● Work to be completed
Render each line of the listing below as a string in a JSON list, one string per line, omitting blank lines. Leave the pictures out of your answer.

● The records
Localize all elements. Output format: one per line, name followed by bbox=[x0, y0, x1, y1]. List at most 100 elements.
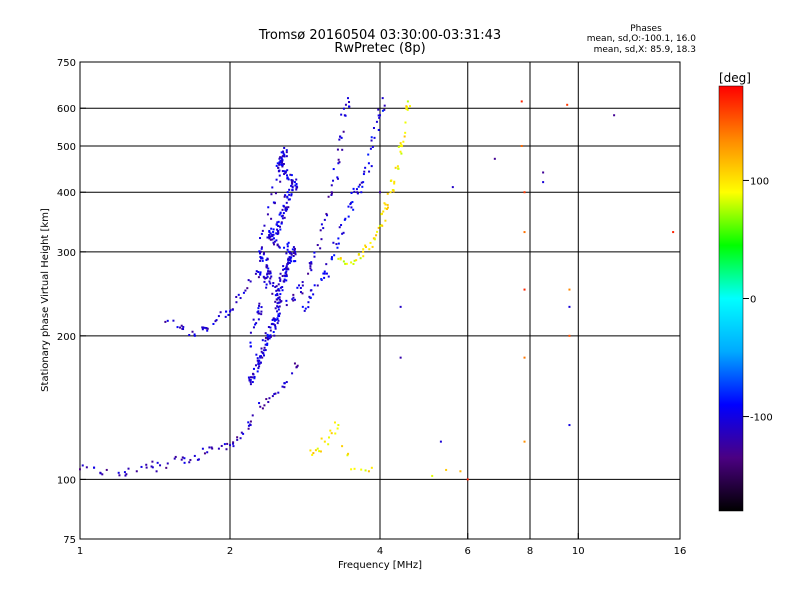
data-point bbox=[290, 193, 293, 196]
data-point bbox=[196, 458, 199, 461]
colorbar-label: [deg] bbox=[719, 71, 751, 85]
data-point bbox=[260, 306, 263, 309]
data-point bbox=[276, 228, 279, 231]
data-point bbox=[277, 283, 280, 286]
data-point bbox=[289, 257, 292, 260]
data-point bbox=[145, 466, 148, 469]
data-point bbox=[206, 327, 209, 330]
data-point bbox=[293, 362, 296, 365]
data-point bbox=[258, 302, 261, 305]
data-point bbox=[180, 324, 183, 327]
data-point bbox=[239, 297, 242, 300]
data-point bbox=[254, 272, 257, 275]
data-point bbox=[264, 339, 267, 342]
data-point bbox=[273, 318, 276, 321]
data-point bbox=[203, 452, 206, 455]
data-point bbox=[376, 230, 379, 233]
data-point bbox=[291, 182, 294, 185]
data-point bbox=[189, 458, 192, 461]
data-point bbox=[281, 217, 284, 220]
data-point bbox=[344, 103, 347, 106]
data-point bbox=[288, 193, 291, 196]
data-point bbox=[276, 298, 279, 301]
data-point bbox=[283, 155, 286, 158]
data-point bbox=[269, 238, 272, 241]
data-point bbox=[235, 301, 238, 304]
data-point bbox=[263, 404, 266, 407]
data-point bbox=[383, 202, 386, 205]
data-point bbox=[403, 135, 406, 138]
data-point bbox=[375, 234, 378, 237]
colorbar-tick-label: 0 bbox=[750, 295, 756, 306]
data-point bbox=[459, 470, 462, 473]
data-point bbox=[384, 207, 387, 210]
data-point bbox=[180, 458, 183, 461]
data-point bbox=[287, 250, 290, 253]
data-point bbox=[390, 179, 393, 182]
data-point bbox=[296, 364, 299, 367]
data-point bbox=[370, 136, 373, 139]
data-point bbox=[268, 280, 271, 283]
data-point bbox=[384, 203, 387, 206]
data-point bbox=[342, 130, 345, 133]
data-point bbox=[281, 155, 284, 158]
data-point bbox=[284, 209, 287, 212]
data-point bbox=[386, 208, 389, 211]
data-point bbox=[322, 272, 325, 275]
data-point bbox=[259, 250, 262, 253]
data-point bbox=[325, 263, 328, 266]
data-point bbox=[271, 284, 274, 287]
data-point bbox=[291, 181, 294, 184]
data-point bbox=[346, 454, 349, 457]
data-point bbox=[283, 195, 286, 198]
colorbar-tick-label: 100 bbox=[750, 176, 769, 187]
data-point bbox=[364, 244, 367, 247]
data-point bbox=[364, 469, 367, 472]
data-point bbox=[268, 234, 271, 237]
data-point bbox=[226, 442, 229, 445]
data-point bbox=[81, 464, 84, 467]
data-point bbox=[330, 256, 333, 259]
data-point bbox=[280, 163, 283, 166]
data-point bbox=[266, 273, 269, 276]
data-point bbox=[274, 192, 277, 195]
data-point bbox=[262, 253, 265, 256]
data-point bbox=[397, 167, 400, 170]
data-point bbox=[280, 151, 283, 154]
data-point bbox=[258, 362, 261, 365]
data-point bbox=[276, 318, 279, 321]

● Exercise answer
[
  "Localize all elements. Output format: one per line, name followed by bbox=[x0, y0, x1, y1]. List at most 100 elements.",
  "data-point bbox=[290, 193, 293, 196]",
  "data-point bbox=[196, 458, 199, 461]",
  "colorbar-label: [deg] bbox=[719, 71, 751, 85]",
  "data-point bbox=[260, 306, 263, 309]",
  "data-point bbox=[276, 228, 279, 231]",
  "data-point bbox=[277, 283, 280, 286]",
  "data-point bbox=[289, 257, 292, 260]",
  "data-point bbox=[145, 466, 148, 469]",
  "data-point bbox=[206, 327, 209, 330]",
  "data-point bbox=[293, 362, 296, 365]",
  "data-point bbox=[258, 302, 261, 305]",
  "data-point bbox=[180, 324, 183, 327]",
  "data-point bbox=[239, 297, 242, 300]",
  "data-point bbox=[254, 272, 257, 275]",
  "data-point bbox=[264, 339, 267, 342]",
  "data-point bbox=[273, 318, 276, 321]",
  "data-point bbox=[203, 452, 206, 455]",
  "data-point bbox=[376, 230, 379, 233]",
  "data-point bbox=[291, 182, 294, 185]",
  "data-point bbox=[189, 458, 192, 461]",
  "data-point bbox=[281, 217, 284, 220]",
  "data-point bbox=[344, 103, 347, 106]",
  "data-point bbox=[288, 193, 291, 196]",
  "data-point bbox=[276, 298, 279, 301]",
  "data-point bbox=[283, 155, 286, 158]",
  "data-point bbox=[269, 238, 272, 241]",
  "data-point bbox=[235, 301, 238, 304]",
  "data-point bbox=[263, 404, 266, 407]",
  "data-point bbox=[383, 202, 386, 205]",
  "data-point bbox=[403, 135, 406, 138]",
  "data-point bbox=[375, 234, 378, 237]",
  "colorbar-tick-label: 0 bbox=[750, 295, 756, 306]",
  "data-point bbox=[459, 470, 462, 473]",
  "data-point bbox=[384, 207, 387, 210]",
  "data-point bbox=[180, 458, 183, 461]",
  "data-point bbox=[287, 250, 290, 253]",
  "data-point bbox=[390, 179, 393, 182]",
  "data-point bbox=[296, 364, 299, 367]",
  "data-point bbox=[370, 136, 373, 139]",
  "data-point bbox=[268, 280, 271, 283]",
  "data-point bbox=[384, 203, 387, 206]",
  "data-point bbox=[342, 130, 345, 133]",
  "data-point bbox=[281, 155, 284, 158]",
  "data-point bbox=[284, 209, 287, 212]",
  "data-point bbox=[386, 208, 389, 211]",
  "data-point bbox=[322, 272, 325, 275]",
  "data-point bbox=[259, 250, 262, 253]",
  "data-point bbox=[325, 263, 328, 266]",
  "data-point bbox=[271, 284, 274, 287]",
  "data-point bbox=[291, 181, 294, 184]",
  "data-point bbox=[346, 454, 349, 457]",
  "data-point bbox=[283, 195, 286, 198]",
  "colorbar-tick-label: 100 bbox=[750, 176, 769, 187]",
  "data-point bbox=[364, 244, 367, 247]",
  "data-point bbox=[364, 469, 367, 472]",
  "data-point bbox=[268, 234, 271, 237]",
  "data-point bbox=[226, 442, 229, 445]",
  "data-point bbox=[81, 464, 84, 467]",
  "data-point bbox=[330, 256, 333, 259]",
  "data-point bbox=[280, 163, 283, 166]",
  "data-point bbox=[266, 273, 269, 276]",
  "data-point bbox=[274, 192, 277, 195]",
  "data-point bbox=[262, 253, 265, 256]",
  "data-point bbox=[397, 167, 400, 170]",
  "data-point bbox=[280, 151, 283, 154]",
  "data-point bbox=[258, 362, 261, 365]",
  "data-point bbox=[276, 318, 279, 321]"
]